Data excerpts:

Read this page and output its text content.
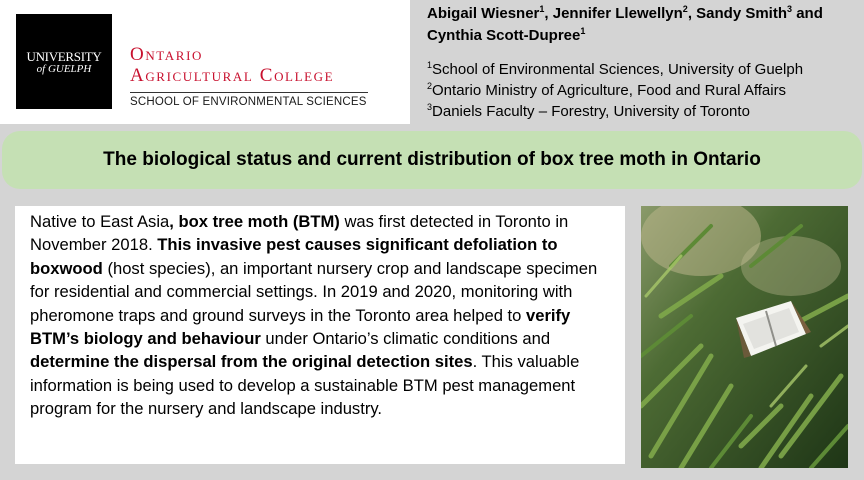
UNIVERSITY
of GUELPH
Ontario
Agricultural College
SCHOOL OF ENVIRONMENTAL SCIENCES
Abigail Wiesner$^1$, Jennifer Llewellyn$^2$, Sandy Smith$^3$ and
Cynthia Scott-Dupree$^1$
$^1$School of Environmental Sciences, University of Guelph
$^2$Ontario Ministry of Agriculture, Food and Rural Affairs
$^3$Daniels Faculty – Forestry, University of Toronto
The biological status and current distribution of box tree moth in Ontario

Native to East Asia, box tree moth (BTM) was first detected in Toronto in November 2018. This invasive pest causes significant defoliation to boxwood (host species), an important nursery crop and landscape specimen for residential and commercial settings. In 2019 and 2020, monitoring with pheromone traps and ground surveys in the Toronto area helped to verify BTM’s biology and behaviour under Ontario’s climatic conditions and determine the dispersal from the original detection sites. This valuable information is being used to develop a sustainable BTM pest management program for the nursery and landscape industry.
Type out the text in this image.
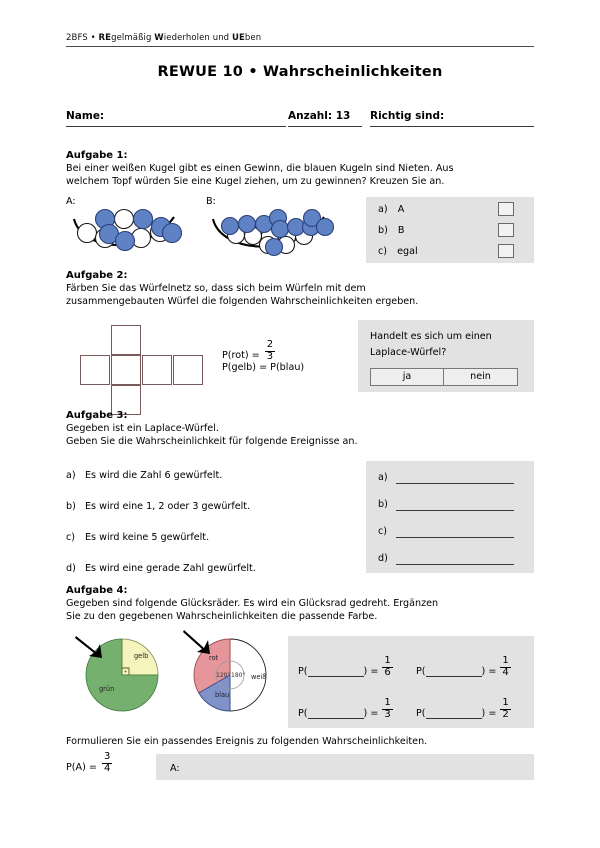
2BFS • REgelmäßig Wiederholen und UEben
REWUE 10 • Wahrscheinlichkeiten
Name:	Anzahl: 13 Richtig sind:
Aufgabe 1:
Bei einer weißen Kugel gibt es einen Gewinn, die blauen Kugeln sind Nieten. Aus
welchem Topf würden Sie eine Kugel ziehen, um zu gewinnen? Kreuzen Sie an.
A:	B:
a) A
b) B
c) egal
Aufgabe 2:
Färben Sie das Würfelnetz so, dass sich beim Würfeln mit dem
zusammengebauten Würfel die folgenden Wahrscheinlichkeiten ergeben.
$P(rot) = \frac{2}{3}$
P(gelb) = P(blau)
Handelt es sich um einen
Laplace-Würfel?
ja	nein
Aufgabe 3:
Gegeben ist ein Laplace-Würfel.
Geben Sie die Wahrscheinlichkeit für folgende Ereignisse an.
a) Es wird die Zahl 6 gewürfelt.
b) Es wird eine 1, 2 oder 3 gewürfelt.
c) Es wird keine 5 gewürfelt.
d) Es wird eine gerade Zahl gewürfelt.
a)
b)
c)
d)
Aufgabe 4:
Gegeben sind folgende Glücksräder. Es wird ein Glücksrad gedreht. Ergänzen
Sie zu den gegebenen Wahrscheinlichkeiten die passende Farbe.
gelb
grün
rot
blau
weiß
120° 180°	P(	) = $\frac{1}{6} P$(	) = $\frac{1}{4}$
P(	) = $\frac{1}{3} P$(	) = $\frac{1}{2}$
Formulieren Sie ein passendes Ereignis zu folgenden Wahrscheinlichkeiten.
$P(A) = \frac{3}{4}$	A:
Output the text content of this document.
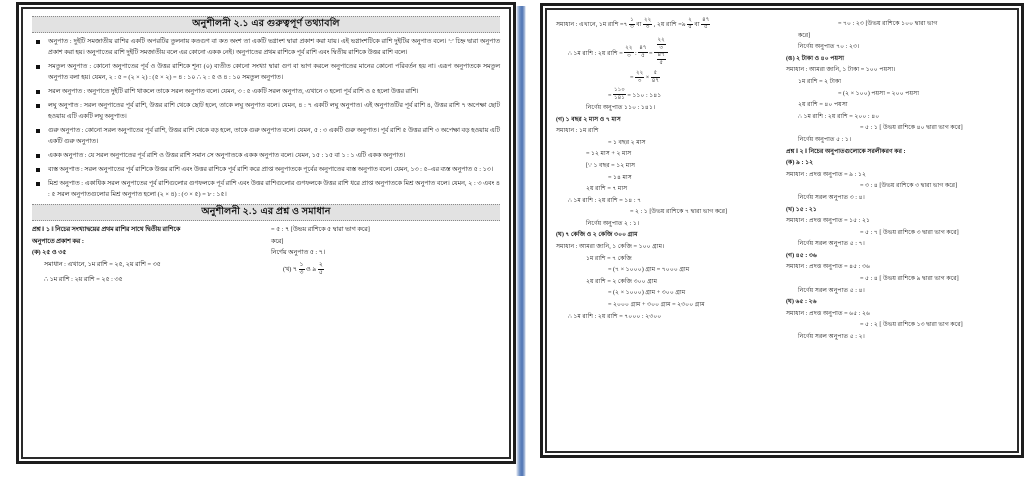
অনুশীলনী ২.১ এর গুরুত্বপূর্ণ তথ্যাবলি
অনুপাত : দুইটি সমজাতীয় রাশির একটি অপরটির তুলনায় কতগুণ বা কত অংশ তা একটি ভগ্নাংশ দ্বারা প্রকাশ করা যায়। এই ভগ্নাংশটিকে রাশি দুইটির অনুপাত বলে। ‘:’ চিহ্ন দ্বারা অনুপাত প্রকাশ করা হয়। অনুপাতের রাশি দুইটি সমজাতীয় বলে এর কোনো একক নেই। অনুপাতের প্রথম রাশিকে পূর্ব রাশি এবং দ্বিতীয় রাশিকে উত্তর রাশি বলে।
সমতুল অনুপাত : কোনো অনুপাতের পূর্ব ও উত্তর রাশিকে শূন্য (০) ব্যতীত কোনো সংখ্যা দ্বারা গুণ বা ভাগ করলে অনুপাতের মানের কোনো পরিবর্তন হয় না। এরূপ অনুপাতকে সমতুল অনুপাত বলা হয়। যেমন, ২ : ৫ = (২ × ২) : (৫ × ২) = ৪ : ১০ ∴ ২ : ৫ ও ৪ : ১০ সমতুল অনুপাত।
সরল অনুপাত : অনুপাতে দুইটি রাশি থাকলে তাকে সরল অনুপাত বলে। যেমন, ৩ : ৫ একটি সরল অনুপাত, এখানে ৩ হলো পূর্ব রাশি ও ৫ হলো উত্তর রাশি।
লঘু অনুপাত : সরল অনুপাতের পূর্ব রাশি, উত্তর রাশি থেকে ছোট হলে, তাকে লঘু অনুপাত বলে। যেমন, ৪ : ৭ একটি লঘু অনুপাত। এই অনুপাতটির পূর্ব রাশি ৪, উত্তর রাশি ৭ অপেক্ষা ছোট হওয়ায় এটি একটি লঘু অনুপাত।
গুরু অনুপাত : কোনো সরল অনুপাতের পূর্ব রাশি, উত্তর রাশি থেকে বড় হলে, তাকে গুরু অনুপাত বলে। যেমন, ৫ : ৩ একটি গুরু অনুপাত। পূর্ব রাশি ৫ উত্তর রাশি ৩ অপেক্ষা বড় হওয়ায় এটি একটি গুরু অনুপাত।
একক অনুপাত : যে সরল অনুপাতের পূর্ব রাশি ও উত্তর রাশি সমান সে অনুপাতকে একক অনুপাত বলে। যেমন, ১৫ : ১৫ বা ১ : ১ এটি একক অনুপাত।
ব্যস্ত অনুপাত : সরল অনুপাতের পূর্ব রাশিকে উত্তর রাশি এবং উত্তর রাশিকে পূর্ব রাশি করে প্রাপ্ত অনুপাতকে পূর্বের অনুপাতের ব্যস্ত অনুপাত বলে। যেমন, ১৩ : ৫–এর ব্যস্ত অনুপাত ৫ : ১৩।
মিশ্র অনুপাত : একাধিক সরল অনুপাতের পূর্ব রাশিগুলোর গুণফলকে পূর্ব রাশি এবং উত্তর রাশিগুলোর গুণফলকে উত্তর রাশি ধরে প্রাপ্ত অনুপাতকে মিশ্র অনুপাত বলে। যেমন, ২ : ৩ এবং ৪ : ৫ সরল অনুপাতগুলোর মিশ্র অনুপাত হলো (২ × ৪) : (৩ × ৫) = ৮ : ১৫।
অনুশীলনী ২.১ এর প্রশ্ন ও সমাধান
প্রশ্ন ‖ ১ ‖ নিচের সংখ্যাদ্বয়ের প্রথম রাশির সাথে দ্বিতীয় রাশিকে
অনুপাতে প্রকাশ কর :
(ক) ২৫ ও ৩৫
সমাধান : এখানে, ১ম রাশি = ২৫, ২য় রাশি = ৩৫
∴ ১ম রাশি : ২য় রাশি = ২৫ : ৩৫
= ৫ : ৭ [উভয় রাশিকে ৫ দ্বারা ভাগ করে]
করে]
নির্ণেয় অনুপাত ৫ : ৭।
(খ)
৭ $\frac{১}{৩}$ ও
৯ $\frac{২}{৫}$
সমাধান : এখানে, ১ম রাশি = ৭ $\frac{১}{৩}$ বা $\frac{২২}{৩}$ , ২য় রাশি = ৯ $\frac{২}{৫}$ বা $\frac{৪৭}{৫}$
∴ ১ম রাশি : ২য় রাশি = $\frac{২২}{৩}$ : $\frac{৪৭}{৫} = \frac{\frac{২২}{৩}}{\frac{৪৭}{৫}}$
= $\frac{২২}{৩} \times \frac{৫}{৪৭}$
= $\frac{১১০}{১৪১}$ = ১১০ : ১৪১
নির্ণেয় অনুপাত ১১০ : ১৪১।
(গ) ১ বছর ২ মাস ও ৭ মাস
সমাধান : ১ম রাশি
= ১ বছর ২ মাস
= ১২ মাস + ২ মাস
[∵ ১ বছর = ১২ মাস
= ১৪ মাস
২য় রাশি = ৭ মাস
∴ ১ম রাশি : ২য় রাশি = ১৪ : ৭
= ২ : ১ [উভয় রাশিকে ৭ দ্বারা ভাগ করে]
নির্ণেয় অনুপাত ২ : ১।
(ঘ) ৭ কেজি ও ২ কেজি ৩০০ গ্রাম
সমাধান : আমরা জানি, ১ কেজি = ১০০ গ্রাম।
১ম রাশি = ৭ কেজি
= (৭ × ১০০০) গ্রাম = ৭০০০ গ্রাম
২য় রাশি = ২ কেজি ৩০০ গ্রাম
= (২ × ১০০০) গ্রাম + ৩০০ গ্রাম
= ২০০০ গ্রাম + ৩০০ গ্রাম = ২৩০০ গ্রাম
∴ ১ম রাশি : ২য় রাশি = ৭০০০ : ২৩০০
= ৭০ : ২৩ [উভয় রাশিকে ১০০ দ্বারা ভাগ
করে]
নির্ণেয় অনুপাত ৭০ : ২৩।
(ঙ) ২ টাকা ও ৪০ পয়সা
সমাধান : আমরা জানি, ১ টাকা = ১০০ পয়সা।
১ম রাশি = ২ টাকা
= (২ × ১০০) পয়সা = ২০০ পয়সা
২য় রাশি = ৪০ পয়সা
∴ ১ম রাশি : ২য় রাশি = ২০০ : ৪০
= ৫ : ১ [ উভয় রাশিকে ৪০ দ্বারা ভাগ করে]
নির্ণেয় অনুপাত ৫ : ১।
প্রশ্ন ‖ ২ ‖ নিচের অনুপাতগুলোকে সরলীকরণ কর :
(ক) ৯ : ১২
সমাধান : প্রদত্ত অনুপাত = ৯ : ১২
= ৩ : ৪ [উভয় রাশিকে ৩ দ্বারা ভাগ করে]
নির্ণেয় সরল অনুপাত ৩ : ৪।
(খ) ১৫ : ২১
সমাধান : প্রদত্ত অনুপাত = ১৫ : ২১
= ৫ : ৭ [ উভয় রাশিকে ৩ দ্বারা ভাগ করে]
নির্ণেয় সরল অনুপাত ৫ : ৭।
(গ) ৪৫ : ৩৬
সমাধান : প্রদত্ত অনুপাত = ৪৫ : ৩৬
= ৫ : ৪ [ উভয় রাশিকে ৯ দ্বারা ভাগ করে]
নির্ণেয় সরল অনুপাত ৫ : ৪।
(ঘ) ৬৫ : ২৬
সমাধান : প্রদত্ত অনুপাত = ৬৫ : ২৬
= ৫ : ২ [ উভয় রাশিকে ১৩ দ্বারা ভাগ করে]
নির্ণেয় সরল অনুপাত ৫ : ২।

...

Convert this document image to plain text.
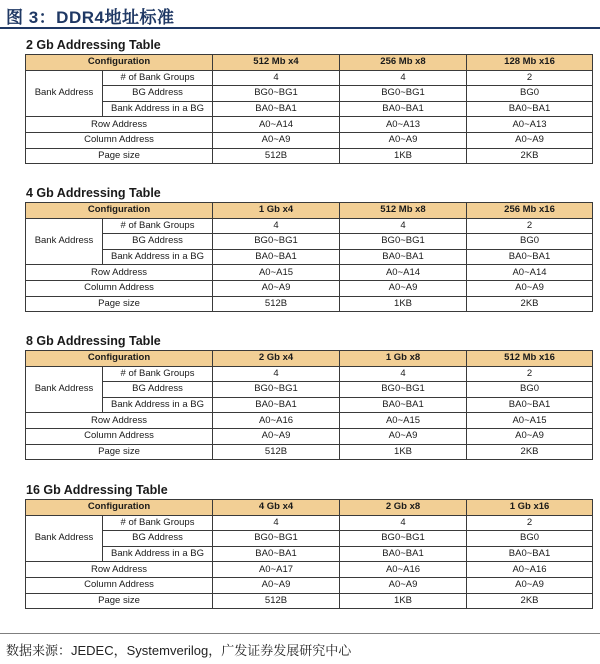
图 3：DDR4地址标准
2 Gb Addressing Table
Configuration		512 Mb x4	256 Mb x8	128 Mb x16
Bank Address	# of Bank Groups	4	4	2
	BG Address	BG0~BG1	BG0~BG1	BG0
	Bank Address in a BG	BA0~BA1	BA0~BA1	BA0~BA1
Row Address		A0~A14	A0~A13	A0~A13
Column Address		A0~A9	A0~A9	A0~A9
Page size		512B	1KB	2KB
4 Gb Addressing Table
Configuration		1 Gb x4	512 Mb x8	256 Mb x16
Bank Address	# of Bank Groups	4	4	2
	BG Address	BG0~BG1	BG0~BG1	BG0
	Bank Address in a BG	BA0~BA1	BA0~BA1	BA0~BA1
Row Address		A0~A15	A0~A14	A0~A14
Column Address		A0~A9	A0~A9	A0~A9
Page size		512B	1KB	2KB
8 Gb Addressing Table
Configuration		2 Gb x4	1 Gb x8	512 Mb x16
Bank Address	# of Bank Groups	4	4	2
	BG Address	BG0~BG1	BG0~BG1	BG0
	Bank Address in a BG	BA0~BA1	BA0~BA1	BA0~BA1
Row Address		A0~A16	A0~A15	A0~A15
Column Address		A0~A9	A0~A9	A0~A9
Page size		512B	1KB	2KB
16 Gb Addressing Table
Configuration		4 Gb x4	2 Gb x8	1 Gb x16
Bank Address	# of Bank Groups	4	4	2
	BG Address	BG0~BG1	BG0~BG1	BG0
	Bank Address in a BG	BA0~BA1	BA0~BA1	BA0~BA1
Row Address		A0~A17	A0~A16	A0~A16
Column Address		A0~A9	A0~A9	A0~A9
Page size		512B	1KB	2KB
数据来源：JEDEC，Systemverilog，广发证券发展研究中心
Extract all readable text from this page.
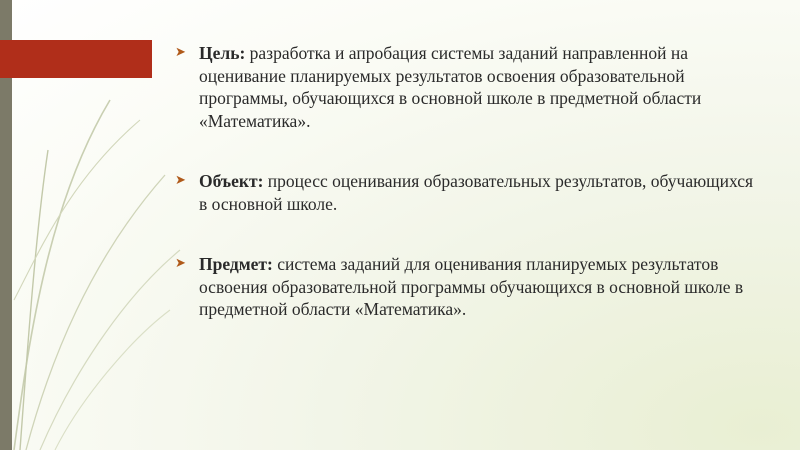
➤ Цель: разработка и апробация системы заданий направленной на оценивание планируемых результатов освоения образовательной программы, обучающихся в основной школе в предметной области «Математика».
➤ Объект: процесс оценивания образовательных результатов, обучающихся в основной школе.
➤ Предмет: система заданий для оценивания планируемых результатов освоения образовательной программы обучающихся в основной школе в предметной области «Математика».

THE PROBLEM: Identify how many lines in the entries above contain the word "предметной" and provide only that figure.

TASK ANSWER: 2